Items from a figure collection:

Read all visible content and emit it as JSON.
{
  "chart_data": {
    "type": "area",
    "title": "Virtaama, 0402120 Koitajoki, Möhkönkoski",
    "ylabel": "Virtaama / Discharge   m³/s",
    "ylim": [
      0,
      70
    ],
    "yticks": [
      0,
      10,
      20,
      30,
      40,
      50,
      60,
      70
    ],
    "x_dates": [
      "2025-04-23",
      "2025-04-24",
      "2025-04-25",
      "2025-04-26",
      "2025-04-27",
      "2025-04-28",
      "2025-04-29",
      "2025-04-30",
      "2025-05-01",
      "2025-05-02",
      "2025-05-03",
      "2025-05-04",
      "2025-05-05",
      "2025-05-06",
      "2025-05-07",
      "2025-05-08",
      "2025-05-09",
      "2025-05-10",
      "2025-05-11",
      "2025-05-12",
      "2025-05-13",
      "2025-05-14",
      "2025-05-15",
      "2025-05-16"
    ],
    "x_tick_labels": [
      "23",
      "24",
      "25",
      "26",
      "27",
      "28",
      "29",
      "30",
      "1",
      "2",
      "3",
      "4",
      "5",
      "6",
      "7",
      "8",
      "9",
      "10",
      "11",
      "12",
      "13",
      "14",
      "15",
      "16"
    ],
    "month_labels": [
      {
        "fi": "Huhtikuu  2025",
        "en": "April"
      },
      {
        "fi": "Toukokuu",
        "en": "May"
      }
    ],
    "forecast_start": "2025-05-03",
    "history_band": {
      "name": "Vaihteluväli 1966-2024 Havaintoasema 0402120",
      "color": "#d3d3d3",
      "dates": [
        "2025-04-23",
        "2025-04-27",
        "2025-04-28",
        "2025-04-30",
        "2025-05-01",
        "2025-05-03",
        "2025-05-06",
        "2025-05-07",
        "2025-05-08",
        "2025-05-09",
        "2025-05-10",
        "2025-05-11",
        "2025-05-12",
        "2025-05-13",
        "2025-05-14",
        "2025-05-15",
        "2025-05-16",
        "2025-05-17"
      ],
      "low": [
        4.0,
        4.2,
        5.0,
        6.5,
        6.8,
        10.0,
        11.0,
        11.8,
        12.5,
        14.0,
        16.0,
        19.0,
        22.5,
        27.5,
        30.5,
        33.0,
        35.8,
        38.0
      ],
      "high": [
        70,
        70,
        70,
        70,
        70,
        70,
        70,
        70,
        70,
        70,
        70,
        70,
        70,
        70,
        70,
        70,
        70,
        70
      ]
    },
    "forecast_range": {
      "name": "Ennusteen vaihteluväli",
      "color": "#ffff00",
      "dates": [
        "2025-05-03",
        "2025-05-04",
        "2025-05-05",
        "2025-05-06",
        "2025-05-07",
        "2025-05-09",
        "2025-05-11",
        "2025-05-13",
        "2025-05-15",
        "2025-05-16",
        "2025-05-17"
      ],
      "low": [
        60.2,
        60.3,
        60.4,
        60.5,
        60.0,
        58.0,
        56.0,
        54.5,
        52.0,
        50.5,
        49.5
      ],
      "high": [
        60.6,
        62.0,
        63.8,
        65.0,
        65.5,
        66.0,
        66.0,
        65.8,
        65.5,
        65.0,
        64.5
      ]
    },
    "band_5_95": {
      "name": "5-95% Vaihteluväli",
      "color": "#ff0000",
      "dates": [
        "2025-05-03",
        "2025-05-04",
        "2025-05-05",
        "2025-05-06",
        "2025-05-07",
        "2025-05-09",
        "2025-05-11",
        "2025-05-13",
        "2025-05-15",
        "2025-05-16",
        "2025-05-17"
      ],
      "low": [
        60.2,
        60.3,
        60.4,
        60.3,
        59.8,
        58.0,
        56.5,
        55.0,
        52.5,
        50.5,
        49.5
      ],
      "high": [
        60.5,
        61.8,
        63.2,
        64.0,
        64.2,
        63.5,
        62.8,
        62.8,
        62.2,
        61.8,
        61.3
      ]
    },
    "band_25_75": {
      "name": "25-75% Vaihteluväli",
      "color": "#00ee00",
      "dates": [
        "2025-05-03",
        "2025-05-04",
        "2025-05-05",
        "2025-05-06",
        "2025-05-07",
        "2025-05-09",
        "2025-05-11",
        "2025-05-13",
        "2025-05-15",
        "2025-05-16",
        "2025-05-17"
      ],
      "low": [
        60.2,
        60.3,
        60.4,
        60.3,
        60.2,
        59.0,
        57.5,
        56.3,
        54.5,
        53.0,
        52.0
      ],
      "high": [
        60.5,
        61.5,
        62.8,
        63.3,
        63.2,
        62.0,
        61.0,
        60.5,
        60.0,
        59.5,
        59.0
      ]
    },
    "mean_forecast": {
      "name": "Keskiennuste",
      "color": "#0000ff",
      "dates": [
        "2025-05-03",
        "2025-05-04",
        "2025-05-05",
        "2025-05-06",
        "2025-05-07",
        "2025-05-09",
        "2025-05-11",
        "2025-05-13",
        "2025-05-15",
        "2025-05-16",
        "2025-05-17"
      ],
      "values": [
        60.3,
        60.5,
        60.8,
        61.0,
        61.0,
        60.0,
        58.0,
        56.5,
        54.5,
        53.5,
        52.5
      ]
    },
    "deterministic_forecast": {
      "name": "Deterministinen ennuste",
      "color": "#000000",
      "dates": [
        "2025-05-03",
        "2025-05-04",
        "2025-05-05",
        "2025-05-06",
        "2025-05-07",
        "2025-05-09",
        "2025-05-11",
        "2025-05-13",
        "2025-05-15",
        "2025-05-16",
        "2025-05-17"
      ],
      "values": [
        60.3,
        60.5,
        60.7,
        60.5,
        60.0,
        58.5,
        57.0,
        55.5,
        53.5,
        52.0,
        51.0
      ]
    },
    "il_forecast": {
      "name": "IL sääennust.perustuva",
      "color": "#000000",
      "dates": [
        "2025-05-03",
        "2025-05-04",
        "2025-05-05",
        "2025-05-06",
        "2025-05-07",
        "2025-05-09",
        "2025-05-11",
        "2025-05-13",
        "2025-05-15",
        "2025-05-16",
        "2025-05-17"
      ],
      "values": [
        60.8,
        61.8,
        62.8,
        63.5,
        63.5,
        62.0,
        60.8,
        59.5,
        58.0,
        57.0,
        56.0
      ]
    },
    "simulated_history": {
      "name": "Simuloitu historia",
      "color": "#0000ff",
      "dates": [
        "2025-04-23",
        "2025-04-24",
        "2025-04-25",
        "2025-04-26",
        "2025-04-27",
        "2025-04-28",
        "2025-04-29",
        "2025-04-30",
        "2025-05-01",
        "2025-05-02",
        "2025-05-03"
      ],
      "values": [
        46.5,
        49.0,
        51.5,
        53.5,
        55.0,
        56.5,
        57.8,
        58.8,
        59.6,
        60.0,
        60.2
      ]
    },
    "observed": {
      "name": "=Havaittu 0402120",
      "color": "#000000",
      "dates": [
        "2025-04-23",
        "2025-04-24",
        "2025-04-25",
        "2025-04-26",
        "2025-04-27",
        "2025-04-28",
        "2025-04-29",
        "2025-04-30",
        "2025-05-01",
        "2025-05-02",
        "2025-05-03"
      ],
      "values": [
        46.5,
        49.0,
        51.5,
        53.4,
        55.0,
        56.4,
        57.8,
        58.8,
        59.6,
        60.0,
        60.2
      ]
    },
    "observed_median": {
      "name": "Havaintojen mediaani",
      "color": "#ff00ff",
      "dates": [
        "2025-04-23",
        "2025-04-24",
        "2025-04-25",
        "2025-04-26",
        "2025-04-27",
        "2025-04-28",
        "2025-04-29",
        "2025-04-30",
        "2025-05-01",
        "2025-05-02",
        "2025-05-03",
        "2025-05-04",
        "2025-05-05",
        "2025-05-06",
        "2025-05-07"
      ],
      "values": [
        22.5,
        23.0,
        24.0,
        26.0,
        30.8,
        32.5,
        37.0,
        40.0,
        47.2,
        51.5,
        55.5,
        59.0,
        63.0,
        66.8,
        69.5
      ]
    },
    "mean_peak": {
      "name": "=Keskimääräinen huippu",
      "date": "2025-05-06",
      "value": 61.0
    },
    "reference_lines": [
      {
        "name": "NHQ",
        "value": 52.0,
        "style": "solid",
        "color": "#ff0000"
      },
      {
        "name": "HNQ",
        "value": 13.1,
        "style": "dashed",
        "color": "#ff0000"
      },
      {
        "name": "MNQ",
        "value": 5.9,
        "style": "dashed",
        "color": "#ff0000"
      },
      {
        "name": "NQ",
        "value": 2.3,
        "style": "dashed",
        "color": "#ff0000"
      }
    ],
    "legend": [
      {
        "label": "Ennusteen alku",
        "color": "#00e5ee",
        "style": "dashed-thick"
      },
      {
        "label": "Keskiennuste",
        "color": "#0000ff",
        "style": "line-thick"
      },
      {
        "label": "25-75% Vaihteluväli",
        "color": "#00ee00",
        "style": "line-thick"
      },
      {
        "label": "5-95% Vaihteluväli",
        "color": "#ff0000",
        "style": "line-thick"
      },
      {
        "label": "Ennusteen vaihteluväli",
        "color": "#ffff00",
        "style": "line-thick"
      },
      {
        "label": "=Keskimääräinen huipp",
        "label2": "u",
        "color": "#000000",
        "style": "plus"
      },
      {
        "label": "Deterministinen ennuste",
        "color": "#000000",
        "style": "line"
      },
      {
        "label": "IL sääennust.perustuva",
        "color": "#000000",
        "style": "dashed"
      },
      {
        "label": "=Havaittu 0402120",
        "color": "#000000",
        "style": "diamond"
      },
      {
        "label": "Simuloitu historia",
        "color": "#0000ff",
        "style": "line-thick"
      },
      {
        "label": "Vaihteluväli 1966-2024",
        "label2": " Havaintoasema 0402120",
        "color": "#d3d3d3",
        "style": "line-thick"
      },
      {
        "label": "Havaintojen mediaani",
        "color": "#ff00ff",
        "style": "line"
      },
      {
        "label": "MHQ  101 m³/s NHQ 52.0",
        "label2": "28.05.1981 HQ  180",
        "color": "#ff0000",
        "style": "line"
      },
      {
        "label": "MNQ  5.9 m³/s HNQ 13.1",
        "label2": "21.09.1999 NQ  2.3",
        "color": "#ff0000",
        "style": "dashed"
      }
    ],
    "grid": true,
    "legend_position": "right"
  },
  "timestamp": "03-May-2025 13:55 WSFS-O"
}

#### Given exercise
Say how many lines in the records hold the string "mediaani", and say nothing else.

#### Full solution
2